── Items

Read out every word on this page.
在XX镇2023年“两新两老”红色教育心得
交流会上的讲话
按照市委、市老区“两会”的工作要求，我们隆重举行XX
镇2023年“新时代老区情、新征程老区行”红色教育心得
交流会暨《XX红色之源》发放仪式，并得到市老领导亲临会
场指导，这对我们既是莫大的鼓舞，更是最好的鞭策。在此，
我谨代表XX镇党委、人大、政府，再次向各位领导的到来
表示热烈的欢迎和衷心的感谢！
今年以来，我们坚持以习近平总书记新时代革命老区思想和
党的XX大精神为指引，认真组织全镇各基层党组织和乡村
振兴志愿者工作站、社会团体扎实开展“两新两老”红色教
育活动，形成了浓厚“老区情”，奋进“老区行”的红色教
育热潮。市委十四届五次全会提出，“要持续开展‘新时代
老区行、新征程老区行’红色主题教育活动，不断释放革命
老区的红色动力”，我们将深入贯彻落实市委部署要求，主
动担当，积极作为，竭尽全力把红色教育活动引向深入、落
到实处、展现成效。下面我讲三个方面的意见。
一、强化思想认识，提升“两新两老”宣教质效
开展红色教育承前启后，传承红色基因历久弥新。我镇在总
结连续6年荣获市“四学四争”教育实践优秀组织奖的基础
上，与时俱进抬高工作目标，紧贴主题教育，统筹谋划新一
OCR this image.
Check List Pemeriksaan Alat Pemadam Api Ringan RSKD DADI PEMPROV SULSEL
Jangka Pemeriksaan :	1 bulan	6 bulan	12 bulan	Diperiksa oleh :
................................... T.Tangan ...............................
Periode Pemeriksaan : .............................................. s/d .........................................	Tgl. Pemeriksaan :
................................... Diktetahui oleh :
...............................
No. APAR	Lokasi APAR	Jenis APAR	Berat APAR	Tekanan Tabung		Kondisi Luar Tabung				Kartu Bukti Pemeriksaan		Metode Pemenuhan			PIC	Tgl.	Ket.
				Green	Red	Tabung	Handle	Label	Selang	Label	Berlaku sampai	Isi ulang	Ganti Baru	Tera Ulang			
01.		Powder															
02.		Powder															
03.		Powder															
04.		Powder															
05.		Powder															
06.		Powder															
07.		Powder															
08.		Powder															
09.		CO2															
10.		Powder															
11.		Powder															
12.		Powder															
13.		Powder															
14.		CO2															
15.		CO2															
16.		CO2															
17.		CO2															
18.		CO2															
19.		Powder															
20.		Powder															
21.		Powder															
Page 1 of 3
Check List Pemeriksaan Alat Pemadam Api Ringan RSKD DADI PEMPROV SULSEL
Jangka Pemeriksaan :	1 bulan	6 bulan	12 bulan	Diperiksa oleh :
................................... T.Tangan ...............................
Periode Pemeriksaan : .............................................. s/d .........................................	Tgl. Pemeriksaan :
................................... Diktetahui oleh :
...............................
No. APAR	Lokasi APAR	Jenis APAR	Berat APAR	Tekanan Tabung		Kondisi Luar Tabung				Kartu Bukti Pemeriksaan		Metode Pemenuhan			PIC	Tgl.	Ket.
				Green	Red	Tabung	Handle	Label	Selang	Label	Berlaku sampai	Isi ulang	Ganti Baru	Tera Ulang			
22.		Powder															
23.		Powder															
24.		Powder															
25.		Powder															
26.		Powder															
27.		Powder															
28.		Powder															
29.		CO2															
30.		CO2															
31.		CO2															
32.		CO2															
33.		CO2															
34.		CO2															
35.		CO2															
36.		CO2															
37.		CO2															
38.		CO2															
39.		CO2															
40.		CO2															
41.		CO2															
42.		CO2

────

Exactly as written above, please repeat the entries.

Read out every word on this page.
在XX镇2023年“两新两老”红色教育心得
交流会上的讲话
按照市委、市老区“两会”的工作要求，我们隆重举行XX
镇2023年“新时代老区情、新征程老区行”红色教育心得
交流会暨《XX红色之源》发放仪式，并得到市老领导亲临会
场指导，这对我们既是莫大的鼓舞，更是最好的鞭策。在此，
我谨代表XX镇党委、人大、政府，再次向各位领导的到来
表示热烈的欢迎和衷心的感谢！
今年以来，我们坚持以习近平总书记新时代革命老区思想和
党的XX大精神为指引，认真组织全镇各基层党组织和乡村
振兴志愿者工作站、社会团体扎实开展“两新两老”红色教
育活动，形成了浓厚“老区情”，奋进“老区行”的红色教
育热潮。市委十四届五次全会提出，“要持续开展‘新时代
老区行、新征程老区行’红色主题教育活动，不断释放革命
老区的红色动力”，我们将深入贯彻落实市委部署要求，主
动担当，积极作为，竭尽全力把红色教育活动引向深入、落
到实处、展现成效。下面我讲三个方面的意见。
一、强化思想认识，提升“两新两老”宣教质效
开展红色教育承前启后，传承红色基因历久弥新。我镇在总
结连续6年荣获市“四学四争”教育实践优秀组织奖的基础
上，与时俱进抬高工作目标，紧贴主题教育，统筹谋划新一
OCR this image.
Check List Pemeriksaan Alat Pemadam Api Ringan RSKD DADI PEMPROV SULSEL
Jangka Pemeriksaan :	1 bulan	6 bulan	12 bulan	Diperiksa oleh :
................................... T.Tangan ...............................
Periode Pemeriksaan : .............................................. s/d .........................................	Tgl. Pemeriksaan :
................................... Diktetahui oleh :
...............................
No. APAR	Lokasi APAR	Jenis APAR	Berat APAR	Tekanan Tabung		Kondisi Luar Tabung				Kartu Bukti Pemeriksaan		Metode Pemenuhan			PIC	Tgl.	Ket.
				Green	Red	Tabung	Handle	Label	Selang	Label	Berlaku sampai	Isi ulang	Ganti Baru	Tera Ulang			
01.		Powder															
02.		Powder															
03.		Powder															
04.		Powder															
05.		Powder															
06.		Powder															
07.		Powder															
08.		Powder															
09.		CO2															
10.		Powder															
11.		Powder															
12.		Powder															
13.		Powder															
14.		CO2															
15.		CO2															
16.		CO2															
17.		CO2															
18.		CO2															
19.		Powder															
20.		Powder															
21.		Powder															
Page 1 of 3
Check List Pemeriksaan Alat Pemadam Api Ringan RSKD DADI PEMPROV SULSEL
Jangka Pemeriksaan :	1 bulan	6 bulan	12 bulan	Diperiksa oleh :
................................... T.Tangan ...............................
Periode Pemeriksaan : .............................................. s/d .........................................	Tgl. Pemeriksaan :
................................... Diktetahui oleh :
...............................
No. APAR	Lokasi APAR	Jenis APAR	Berat APAR	Tekanan Tabung		Kondisi Luar Tabung				Kartu Bukti Pemeriksaan		Metode Pemenuhan			PIC	Tgl.	Ket.
				Green	Red	Tabung	Handle	Label	Selang	Label	Berlaku sampai	Isi ulang	Ganti Baru	Tera Ulang			
22.		Powder															
23.		Powder															
24.		Powder															
25.		Powder															
26.		Powder															
27.		Powder															
28.		Powder															
29.		CO2															
30.		CO2															
31.		CO2															
32.		CO2															
33.		CO2															
34.		CO2															
35.		CO2															
36.		CO2															
37.		CO2															
38.		CO2															
39.		CO2															
40.		CO2															
41.		CO2															
42.		CO2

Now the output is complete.